→ **EXERCISE TASK**: Below are records. Copy every line with "filter" in it.

→ **Dataset records**:
===============

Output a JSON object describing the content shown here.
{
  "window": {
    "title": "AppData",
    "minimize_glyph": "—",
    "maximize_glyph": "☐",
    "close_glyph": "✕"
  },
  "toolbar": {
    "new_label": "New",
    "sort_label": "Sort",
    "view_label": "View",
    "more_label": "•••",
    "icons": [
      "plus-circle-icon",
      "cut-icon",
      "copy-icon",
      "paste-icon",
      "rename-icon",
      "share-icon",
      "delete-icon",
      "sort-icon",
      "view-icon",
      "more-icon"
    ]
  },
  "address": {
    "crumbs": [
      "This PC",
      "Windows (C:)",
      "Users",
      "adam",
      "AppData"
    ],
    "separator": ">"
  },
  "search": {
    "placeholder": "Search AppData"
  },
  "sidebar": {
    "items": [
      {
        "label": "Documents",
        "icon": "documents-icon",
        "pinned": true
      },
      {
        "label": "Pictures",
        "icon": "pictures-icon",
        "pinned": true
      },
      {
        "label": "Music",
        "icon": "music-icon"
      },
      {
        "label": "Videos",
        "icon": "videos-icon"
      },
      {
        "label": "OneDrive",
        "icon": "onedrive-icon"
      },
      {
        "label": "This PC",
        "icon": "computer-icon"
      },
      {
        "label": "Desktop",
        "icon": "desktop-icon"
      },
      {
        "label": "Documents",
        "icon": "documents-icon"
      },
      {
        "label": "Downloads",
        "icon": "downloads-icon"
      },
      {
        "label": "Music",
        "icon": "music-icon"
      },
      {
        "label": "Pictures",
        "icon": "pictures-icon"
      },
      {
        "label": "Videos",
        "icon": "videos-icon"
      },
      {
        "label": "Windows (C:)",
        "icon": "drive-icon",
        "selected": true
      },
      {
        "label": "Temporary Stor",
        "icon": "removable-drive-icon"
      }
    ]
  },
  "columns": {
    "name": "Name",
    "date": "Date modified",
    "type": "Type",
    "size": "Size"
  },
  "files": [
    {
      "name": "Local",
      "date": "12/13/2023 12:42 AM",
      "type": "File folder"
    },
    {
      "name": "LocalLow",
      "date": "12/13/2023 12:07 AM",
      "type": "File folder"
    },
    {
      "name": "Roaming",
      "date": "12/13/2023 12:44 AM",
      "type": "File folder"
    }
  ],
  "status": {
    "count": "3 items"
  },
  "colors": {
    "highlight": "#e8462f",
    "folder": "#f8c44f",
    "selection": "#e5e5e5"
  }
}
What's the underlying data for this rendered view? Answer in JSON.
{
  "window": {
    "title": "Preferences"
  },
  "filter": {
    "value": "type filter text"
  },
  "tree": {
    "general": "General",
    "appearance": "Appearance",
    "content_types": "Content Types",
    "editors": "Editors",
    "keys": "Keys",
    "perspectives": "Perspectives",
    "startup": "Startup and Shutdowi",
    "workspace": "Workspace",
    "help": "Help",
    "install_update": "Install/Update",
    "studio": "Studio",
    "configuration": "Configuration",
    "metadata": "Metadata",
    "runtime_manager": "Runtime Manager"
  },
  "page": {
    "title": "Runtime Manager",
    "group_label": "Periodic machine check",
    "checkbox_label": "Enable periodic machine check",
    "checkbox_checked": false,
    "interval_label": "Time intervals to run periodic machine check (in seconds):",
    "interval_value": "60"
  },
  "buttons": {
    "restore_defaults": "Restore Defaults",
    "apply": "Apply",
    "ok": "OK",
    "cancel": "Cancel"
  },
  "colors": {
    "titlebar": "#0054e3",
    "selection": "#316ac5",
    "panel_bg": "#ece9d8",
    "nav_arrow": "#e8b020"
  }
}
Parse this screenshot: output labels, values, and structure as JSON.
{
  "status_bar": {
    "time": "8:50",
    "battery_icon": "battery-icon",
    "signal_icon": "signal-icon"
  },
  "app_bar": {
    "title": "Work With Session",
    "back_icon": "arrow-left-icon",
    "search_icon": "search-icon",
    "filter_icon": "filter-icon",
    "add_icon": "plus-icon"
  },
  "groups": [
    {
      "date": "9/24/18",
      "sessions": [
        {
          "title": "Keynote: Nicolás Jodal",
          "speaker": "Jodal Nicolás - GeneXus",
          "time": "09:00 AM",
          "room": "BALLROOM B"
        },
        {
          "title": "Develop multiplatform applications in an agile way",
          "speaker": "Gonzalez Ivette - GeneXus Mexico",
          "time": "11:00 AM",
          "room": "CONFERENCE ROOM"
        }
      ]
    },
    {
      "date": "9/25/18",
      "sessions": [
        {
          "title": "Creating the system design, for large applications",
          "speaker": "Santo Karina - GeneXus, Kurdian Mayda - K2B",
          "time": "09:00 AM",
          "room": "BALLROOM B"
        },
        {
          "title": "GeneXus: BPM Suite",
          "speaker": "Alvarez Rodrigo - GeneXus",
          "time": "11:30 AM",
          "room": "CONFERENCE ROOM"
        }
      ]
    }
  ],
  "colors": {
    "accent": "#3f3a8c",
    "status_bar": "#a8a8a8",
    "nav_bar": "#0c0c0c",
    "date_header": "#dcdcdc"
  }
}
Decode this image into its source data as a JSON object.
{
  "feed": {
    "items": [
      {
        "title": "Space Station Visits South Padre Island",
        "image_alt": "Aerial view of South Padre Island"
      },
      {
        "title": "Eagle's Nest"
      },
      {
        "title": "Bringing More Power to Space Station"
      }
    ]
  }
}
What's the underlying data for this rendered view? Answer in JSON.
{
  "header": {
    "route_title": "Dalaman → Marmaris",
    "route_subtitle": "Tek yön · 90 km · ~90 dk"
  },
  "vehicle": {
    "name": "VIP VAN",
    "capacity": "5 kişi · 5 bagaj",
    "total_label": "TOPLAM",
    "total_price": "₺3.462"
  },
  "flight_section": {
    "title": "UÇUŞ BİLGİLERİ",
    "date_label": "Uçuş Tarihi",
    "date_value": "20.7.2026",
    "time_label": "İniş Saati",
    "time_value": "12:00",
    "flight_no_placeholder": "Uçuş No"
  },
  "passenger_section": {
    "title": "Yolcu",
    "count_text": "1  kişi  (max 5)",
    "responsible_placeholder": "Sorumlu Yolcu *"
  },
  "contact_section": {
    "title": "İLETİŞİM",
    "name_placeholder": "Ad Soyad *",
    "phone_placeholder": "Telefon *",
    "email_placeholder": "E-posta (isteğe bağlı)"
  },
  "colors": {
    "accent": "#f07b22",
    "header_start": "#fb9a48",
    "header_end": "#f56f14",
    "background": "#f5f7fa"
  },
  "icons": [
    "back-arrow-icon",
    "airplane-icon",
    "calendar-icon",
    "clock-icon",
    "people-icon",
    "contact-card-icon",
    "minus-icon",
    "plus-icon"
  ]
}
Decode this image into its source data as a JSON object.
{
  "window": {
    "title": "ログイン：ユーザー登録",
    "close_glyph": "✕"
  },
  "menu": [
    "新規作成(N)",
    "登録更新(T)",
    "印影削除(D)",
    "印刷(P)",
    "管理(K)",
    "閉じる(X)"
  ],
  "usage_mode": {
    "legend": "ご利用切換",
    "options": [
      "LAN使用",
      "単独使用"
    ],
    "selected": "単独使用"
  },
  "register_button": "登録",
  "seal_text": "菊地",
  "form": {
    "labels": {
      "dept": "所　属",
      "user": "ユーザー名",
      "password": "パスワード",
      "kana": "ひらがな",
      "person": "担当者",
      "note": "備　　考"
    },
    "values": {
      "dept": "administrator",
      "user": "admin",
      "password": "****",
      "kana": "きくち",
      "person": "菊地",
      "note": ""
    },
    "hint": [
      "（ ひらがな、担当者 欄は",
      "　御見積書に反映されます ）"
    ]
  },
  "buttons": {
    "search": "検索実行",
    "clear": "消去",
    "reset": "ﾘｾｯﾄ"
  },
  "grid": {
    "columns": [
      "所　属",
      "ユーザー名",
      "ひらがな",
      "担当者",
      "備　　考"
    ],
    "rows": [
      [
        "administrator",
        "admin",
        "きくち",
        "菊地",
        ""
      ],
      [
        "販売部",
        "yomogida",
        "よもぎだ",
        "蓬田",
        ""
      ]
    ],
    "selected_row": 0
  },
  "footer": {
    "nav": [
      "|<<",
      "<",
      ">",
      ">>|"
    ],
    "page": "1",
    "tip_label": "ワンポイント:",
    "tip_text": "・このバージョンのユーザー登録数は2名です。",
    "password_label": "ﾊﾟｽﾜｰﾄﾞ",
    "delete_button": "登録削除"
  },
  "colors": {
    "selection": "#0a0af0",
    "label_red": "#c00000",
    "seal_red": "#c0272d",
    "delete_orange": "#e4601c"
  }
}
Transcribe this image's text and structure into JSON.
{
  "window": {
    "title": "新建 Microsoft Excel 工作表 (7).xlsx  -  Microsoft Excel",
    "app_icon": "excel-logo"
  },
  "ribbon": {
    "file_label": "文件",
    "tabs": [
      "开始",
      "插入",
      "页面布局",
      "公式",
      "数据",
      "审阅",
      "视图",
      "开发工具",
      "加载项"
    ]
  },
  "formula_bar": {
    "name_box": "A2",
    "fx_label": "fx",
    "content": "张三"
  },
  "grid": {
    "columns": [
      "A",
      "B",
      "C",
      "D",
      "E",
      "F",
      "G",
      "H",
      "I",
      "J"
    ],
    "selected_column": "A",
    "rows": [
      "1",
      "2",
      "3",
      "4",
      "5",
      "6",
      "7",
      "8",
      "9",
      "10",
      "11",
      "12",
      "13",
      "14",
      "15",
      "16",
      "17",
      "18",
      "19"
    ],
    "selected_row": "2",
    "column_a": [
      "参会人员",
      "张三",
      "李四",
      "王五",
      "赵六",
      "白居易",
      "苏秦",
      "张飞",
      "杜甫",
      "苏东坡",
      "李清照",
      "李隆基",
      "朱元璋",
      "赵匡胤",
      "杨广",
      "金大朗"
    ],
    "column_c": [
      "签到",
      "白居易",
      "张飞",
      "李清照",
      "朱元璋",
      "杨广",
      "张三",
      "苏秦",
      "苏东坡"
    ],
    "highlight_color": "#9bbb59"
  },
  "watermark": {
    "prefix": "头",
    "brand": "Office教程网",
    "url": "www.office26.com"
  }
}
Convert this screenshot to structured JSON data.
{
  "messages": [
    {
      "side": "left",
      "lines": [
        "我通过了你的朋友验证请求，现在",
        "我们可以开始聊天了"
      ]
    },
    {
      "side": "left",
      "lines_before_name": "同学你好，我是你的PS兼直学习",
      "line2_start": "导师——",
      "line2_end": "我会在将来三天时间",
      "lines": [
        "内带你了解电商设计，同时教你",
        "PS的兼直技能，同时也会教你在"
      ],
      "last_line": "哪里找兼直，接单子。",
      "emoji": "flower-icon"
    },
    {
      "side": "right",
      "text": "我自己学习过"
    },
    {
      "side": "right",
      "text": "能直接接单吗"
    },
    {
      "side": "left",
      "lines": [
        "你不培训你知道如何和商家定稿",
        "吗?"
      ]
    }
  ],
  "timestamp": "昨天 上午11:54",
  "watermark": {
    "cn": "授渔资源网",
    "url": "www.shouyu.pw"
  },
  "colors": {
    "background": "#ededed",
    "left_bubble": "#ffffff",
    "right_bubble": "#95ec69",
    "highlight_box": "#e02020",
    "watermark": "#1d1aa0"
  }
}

===============

→ **REPLY**:
  "filter": {
    "value": "type filter text"
    "filter_icon": "filter-icon",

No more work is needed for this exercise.